Your response should consist of the data that follows, repeated in full without alteration.

═════ DATA SHOWN

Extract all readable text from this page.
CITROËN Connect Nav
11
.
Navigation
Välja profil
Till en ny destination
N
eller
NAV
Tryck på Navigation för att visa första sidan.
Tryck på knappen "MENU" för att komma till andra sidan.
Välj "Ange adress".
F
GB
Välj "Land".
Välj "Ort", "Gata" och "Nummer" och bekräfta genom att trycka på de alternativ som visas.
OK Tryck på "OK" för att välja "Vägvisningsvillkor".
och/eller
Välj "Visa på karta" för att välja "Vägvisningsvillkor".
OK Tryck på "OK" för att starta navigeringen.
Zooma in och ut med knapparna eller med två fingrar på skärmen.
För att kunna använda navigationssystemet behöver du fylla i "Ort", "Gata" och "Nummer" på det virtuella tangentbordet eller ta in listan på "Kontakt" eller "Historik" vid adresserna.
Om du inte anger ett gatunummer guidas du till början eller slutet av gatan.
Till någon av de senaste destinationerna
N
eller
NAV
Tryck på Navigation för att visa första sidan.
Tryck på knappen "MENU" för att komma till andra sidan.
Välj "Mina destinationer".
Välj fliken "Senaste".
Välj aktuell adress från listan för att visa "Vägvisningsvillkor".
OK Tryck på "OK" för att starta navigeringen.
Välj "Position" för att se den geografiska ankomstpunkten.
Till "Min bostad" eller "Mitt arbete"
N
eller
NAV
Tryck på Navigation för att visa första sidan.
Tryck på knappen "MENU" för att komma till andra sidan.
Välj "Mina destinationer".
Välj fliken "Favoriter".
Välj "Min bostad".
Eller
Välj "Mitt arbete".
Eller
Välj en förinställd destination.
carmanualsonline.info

══════════

SOLUTION BELOW:
Extract all readable text from this page.
CITROËN Connect Nav
11
.
Navigation
Välja profil
Till en ny destination
N
eller
NAV
Tryck på Navigation för att visa första sidan.
Tryck på knappen "MENU" för att komma till andra sidan.
Välj "Ange adress".
F
GB
Välj "Land".
Välj "Ort", "Gata" och "Nummer" och bekräfta genom att trycka på de alternativ som visas.
OK Tryck på "OK" för att välja "Vägvisningsvillkor".
och/eller
Välj "Visa på karta" för att välja "Vägvisningsvillkor".
OK Tryck på "OK" för att starta navigeringen.
Zooma in och ut med knapparna eller med två fingrar på skärmen.
För att kunna använda navigationssystemet behöver du fylla i "Ort", "Gata" och "Nummer" på det virtuella tangentbordet eller ta in listan på "Kontakt" eller "Historik" vid adresserna.
Om du inte anger ett gatunummer guidas du till början eller slutet av gatan.
Till någon av de senaste destinationerna
N
eller
NAV
Tryck på Navigation för att visa första sidan.
Tryck på knappen "MENU" för att komma till andra sidan.
Välj "Mina destinationer".
Välj fliken "Senaste".
Välj aktuell adress från listan för att visa "Vägvisningsvillkor".
OK Tryck på "OK" för att starta navigeringen.
Välj "Position" för att se den geografiska ankomstpunkten.
Till "Min bostad" eller "Mitt arbete"
N
eller
NAV
Tryck på Navigation för att visa första sidan.
Tryck på knappen "MENU" för att komma till andra sidan.
Välj "Mina destinationer".
Välj fliken "Favoriter".
Välj "Min bostad".
Eller
Välj "Mitt arbete".
Eller
Välj en förinställd destination.
carmanualsonline.info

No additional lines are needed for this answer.